▸ **Written instruction**
Send each entry back exactly as given, pictures excluded.

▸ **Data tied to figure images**
* * *

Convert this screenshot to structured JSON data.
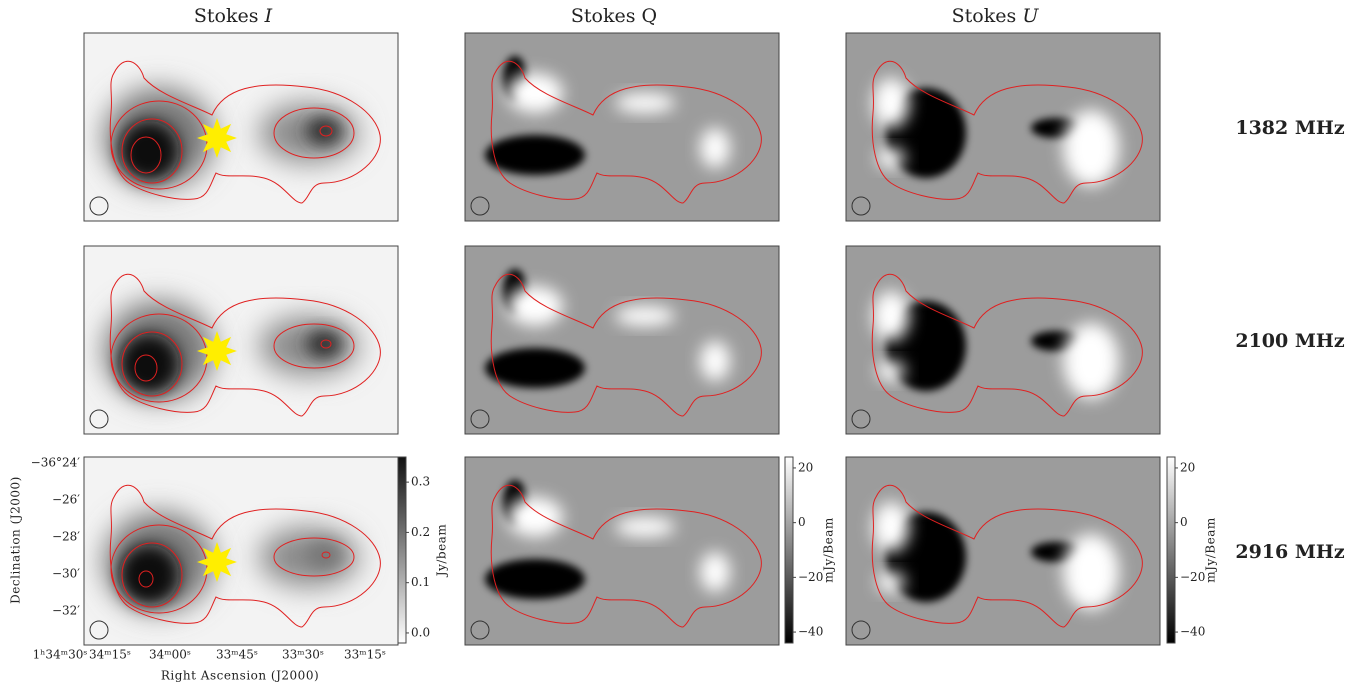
{
  "columns": [
    {
      "prefix": "Stokes",
      "symbol": "I"
    },
    {
      "prefix": "Stokes",
      "symbol": "Q"
    },
    {
      "prefix": "Stokes",
      "symbol": "U"
    }
  ],
  "rows": [
    "1382 MHz",
    "2100 MHz",
    "2916 MHz"
  ],
  "axes": {
    "ylabel": "Declination (J2000)",
    "xlabel": "Right Ascension (J2000)",
    "yticks": [
      "−36°24′",
      "−26′",
      "−28′",
      "−30′",
      "−32′"
    ],
    "xticks": [
      "1ʰ34ᵐ30ˢ",
      "34ᵐ15ˢ",
      "34ᵐ00ˢ",
      "33ᵐ45ˢ",
      "33ᵐ30ˢ",
      "33ᵐ15ˢ"
    ]
  },
  "colorbars": [
    {
      "label": "Jy/beam",
      "clim": [
        -0.02,
        0.35
      ],
      "ticks": [
        0.3,
        0.2,
        0.1,
        {
          "value": 0,
          "label": "0.0"
        }
      ]
    },
    {
      "label": "mJy/Beam",
      "clim": [
        -44,
        24
      ],
      "ticks": [
        20,
        0,
        {
          "value": -20,
          "label": "−20"
        },
        {
          "value": -40,
          "label": "−40"
        }
      ]
    },
    {
      "label": "mJy/Beam",
      "clim": [
        -44,
        24
      ],
      "ticks": [
        20,
        0,
        {
          "value": -20,
          "label": "−20"
        },
        {
          "value": -40,
          "label": "−40"
        }
      ]
    }
  ]
}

* * *

▸ **The response**
Convert this screenshot to structured JSON data.
{
  "columns": [
    {
      "prefix": "Stokes",
      "symbol": "I"
    },
    {
      "prefix": "Stokes",
      "symbol": "Q"
    },
    {
      "prefix": "Stokes",
      "symbol": "U"
    }
  ],
  "rows": [
    "1382 MHz",
    "2100 MHz",
    "2916 MHz"
  ],
  "axes": {
    "ylabel": "Declination (J2000)",
    "xlabel": "Right Ascension (J2000)",
    "yticks": [
      "−36°24′",
      "−26′",
      "−28′",
      "−30′",
      "−32′"
    ],
    "xticks": [
      "1ʰ34ᵐ30ˢ",
      "34ᵐ15ˢ",
      "34ᵐ00ˢ",
      "33ᵐ45ˢ",
      "33ᵐ30ˢ",
      "33ᵐ15ˢ"
    ]
  },
  "colorbars": [
    {
      "label": "Jy/beam",
      "clim": [
        -0.02,
        0.35
      ],
      "ticks": [
        0.3,
        0.2,
        0.1,
        {
          "value": 0,
          "label": "0.0"
        }
      ]
    },
    {
      "label": "mJy/Beam",
      "clim": [
        -44,
        24
      ],
      "ticks": [
        20,
        0,
        {
          "value": -20,
          "label": "−20"
        },
        {
          "value": -40,
          "label": "−40"
        }
      ]
    },
    {
      "label": "mJy/Beam",
      "clim": [
        -44,
        24
      ],
      "ticks": [
        20,
        0,
        {
          "value": -20,
          "label": "−20"
        },
        {
          "value": -40,
          "label": "−40"
        }
      ]
    }
  ]
}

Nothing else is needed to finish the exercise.